***** RECORDS PROVIDED

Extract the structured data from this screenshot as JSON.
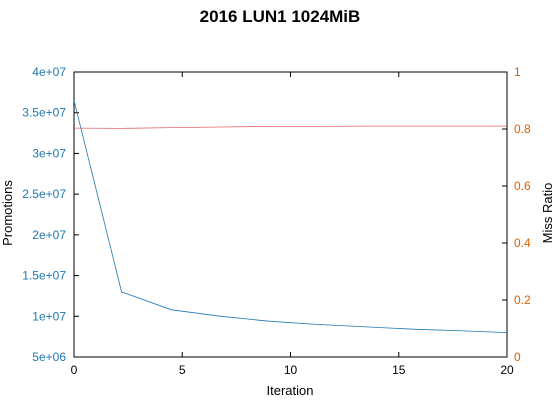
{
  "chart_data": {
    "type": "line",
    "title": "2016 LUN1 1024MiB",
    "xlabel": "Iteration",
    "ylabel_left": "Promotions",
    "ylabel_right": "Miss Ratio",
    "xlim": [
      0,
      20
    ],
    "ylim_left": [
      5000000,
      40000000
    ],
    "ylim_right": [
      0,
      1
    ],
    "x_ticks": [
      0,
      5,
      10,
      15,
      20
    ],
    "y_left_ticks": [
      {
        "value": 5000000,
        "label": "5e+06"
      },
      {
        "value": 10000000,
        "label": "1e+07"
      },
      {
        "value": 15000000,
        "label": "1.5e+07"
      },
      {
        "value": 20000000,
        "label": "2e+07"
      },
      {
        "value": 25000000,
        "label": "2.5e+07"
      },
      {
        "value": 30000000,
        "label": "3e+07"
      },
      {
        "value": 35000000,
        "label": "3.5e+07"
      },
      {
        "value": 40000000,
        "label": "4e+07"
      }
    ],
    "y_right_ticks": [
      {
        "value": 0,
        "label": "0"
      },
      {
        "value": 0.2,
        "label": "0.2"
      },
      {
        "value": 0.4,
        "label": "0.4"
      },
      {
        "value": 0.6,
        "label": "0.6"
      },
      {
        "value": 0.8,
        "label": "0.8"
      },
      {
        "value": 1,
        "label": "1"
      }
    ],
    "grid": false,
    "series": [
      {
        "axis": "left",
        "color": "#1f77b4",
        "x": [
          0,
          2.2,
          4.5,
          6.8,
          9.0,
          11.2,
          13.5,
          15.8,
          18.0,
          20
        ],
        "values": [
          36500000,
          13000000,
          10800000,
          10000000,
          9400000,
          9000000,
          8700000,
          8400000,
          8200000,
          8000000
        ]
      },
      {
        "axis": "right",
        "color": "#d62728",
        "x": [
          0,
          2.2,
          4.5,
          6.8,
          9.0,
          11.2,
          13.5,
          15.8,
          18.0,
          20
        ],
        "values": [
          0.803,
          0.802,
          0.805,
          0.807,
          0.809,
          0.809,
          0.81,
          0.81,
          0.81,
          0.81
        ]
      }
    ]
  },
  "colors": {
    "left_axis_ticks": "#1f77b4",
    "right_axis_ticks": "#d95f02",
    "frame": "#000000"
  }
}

**********

▸ **TASK DESCRIPTION**: Leave out the pictures, and give all the records again exactly.

▸ **ANSWER TO THE TASK**:
Extract the structured data from this screenshot as JSON.
{
  "chart_data": {
    "type": "line",
    "title": "2016 LUN1 1024MiB",
    "xlabel": "Iteration",
    "ylabel_left": "Promotions",
    "ylabel_right": "Miss Ratio",
    "xlim": [
      0,
      20
    ],
    "ylim_left": [
      5000000,
      40000000
    ],
    "ylim_right": [
      0,
      1
    ],
    "x_ticks": [
      0,
      5,
      10,
      15,
      20
    ],
    "y_left_ticks": [
      {
        "value": 5000000,
        "label": "5e+06"
      },
      {
        "value": 10000000,
        "label": "1e+07"
      },
      {
        "value": 15000000,
        "label": "1.5e+07"
      },
      {
        "value": 20000000,
        "label": "2e+07"
      },
      {
        "value": 25000000,
        "label": "2.5e+07"
      },
      {
        "value": 30000000,
        "label": "3e+07"
      },
      {
        "value": 35000000,
        "label": "3.5e+07"
      },
      {
        "value": 40000000,
        "label": "4e+07"
      }
    ],
    "y_right_ticks": [
      {
        "value": 0,
        "label": "0"
      },
      {
        "value": 0.2,
        "label": "0.2"
      },
      {
        "value": 0.4,
        "label": "0.4"
      },
      {
        "value": 0.6,
        "label": "0.6"
      },
      {
        "value": 0.8,
        "label": "0.8"
      },
      {
        "value": 1,
        "label": "1"
      }
    ],
    "grid": false,
    "series": [
      {
        "axis": "left",
        "color": "#1f77b4",
        "x": [
          0,
          2.2,
          4.5,
          6.8,
          9.0,
          11.2,
          13.5,
          15.8,
          18.0,
          20
        ],
        "values": [
          36500000,
          13000000,
          10800000,
          10000000,
          9400000,
          9000000,
          8700000,
          8400000,
          8200000,
          8000000
        ]
      },
      {
        "axis": "right",
        "color": "#d62728",
        "x": [
          0,
          2.2,
          4.5,
          6.8,
          9.0,
          11.2,
          13.5,
          15.8,
          18.0,
          20
        ],
        "values": [
          0.803,
          0.802,
          0.805,
          0.807,
          0.809,
          0.809,
          0.81,
          0.81,
          0.81,
          0.81
        ]
      }
    ]
  },
  "colors": {
    "left_axis_ticks": "#1f77b4",
    "right_axis_ticks": "#d95f02",
    "frame": "#000000"
  }
}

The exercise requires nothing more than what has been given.